- _The request_: State how many lines in the listing below include the word "only", and add nothing besides the number.

[Start of Extracted data]

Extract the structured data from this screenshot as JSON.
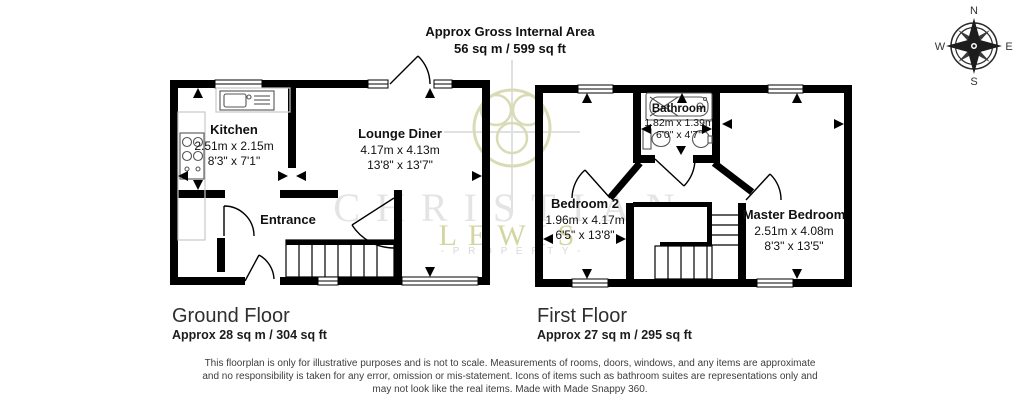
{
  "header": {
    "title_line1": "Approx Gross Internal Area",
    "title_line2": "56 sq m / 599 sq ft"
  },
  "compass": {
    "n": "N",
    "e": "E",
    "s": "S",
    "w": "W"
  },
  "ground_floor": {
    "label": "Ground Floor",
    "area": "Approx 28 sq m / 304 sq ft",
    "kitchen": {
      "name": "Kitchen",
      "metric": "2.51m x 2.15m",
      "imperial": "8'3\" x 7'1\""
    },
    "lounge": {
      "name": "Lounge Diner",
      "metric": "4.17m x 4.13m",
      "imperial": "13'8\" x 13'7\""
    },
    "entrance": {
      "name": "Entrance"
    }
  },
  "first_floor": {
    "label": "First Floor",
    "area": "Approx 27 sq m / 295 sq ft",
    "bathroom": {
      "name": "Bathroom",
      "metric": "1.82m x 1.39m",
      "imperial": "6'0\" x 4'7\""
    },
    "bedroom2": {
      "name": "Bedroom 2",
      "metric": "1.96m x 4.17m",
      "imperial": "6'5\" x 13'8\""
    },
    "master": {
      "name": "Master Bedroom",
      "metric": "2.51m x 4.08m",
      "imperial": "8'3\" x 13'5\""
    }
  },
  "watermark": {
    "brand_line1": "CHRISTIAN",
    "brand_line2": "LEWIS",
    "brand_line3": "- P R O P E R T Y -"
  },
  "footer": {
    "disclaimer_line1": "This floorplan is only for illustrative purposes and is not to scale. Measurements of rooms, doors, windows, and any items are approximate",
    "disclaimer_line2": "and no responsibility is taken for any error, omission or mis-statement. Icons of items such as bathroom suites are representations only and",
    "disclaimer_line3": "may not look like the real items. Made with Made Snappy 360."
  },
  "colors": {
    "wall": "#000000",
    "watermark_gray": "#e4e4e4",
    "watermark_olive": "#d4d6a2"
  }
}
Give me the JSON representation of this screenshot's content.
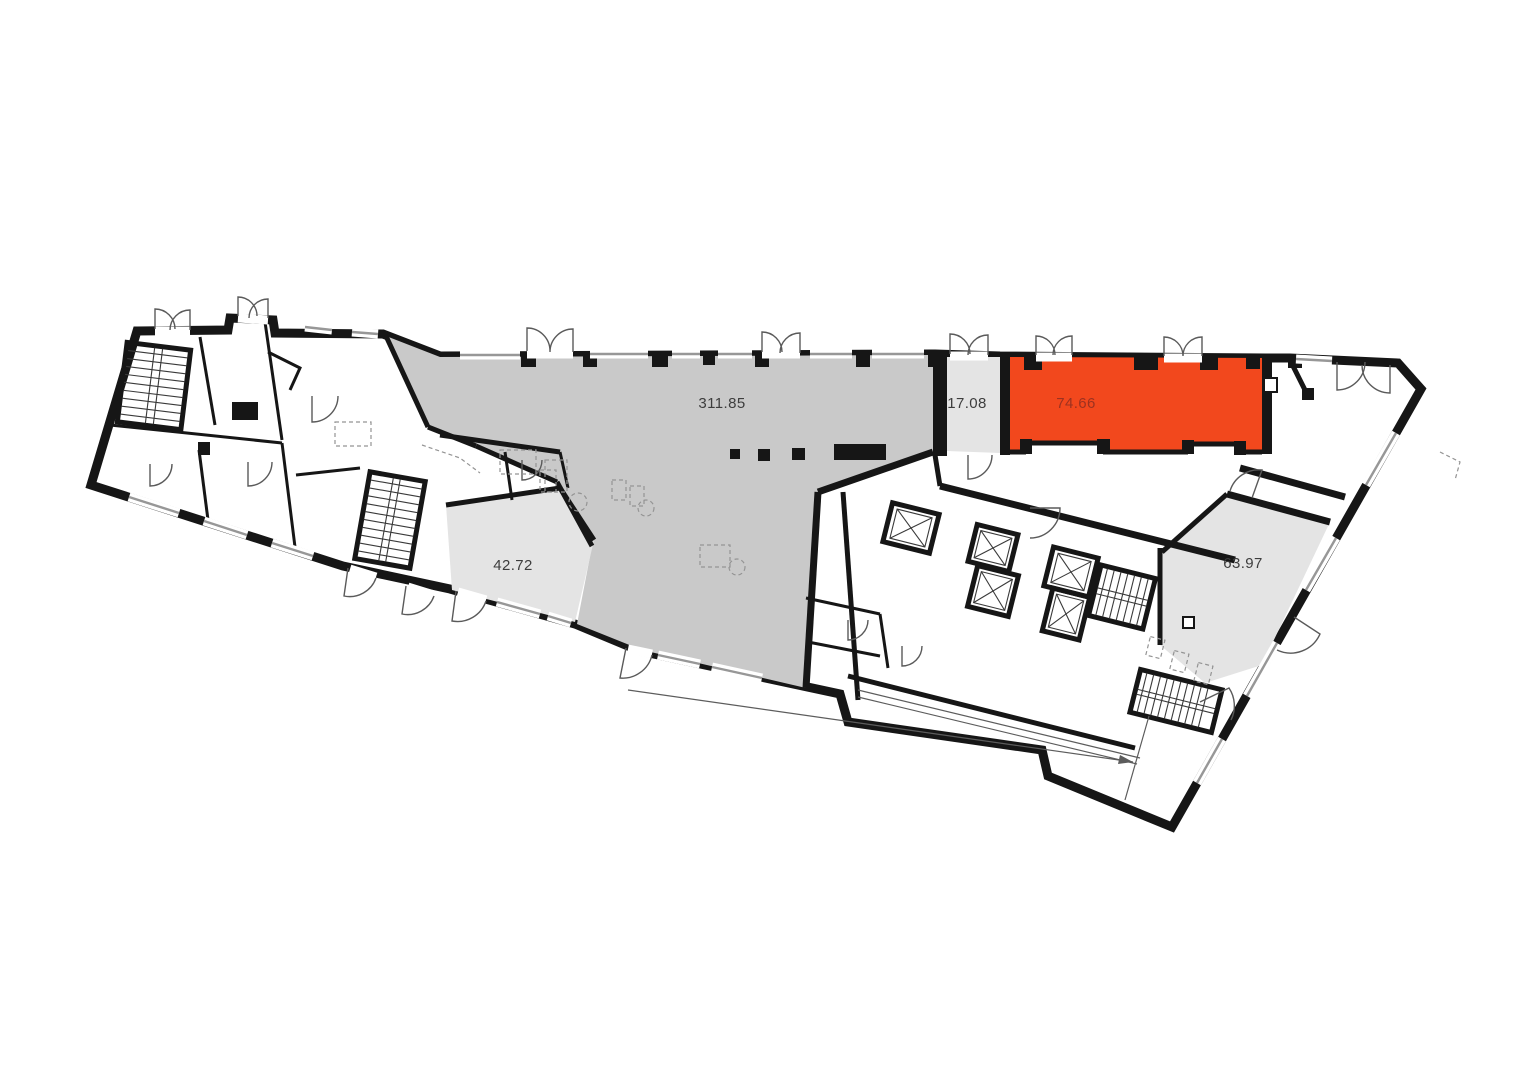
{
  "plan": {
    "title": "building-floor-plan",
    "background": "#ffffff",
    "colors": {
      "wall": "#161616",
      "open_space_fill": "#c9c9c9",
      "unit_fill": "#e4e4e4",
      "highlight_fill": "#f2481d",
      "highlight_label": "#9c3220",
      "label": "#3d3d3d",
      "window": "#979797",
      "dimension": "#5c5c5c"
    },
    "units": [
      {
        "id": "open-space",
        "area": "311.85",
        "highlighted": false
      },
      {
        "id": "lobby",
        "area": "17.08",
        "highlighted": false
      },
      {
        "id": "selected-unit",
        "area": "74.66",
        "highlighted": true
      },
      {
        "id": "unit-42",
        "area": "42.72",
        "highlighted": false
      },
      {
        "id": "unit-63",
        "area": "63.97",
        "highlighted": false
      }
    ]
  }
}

[End of Extracted data]

- _Solution for this exercise_: 2